TASK REQUIREMENTS
Locate each line of the material that contains "coffre", then return it.

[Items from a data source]

---

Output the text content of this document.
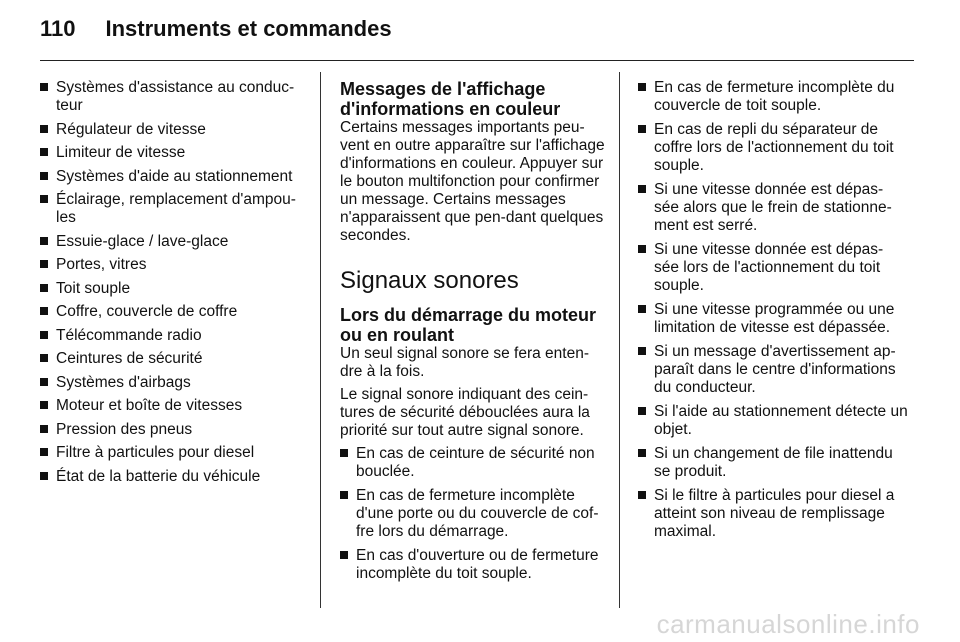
110 Instruments et commandes
Systèmes d'assistance au conduc-teur
Régulateur de vitesse
Limiteur de vitesse
Systèmes d'aide au stationnement
Éclairage, remplacement d'ampou-les
Essuie-glace / lave-glace
Portes, vitres
Toit souple
Coffre, couvercle de coffre
Télécommande radio
Ceintures de sécurité
Systèmes d'airbags
Moteur et boîte de vitesses
Pression des pneus
Filtre à particules pour diesel
État de la batterie du véhicule
Messages de l'affichage d'informations en couleur

Certains messages importants peu-vent en outre apparaître sur l'affichage d'informations en couleur. Appuyer sur le bouton multifonction pour confirmer un message. Certains messages n'apparaissent que pen-dant quelques secondes.

Signaux sonores
Lors du démarrage du moteur ou en roulant

Un seul signal sonore se fera enten-dre à la fois.

Le signal sonore indiquant des cein-tures de sécurité débouclées aura la priorité sur tout autre signal sonore.

En cas de ceinture de sécurité non bouclée.
En cas de fermeture incomplète d'une porte ou du couvercle de cof-fre lors du démarrage.
En cas d'ouverture ou de fermeture incomplète du toit souple.
En cas de fermeture incomplète du couvercle de toit souple.
En cas de repli du séparateur de coffre lors de l'actionnement du toit souple.
Si une vitesse donnée est dépas-sée alors que le frein de stationne-ment est serré.
Si une vitesse donnée est dépas-sée lors de l'actionnement du toit souple.
Si une vitesse programmée ou une limitation de vitesse est dépassée.
Si un message d'avertissement ap-paraît dans le centre d'informations du conducteur.
Si l'aide au stationnement détecte un objet.
Si un changement de file inattendu se produit.
Si le filtre à particules pour diesel a atteint son niveau de remplissage maximal.
carmanualsonline.info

---

SOLUTION TO THE EXERCISE
Coffre, couvercle de coffre
En cas de repli du séparateur de coffre lors de l'actionnement du toit souple.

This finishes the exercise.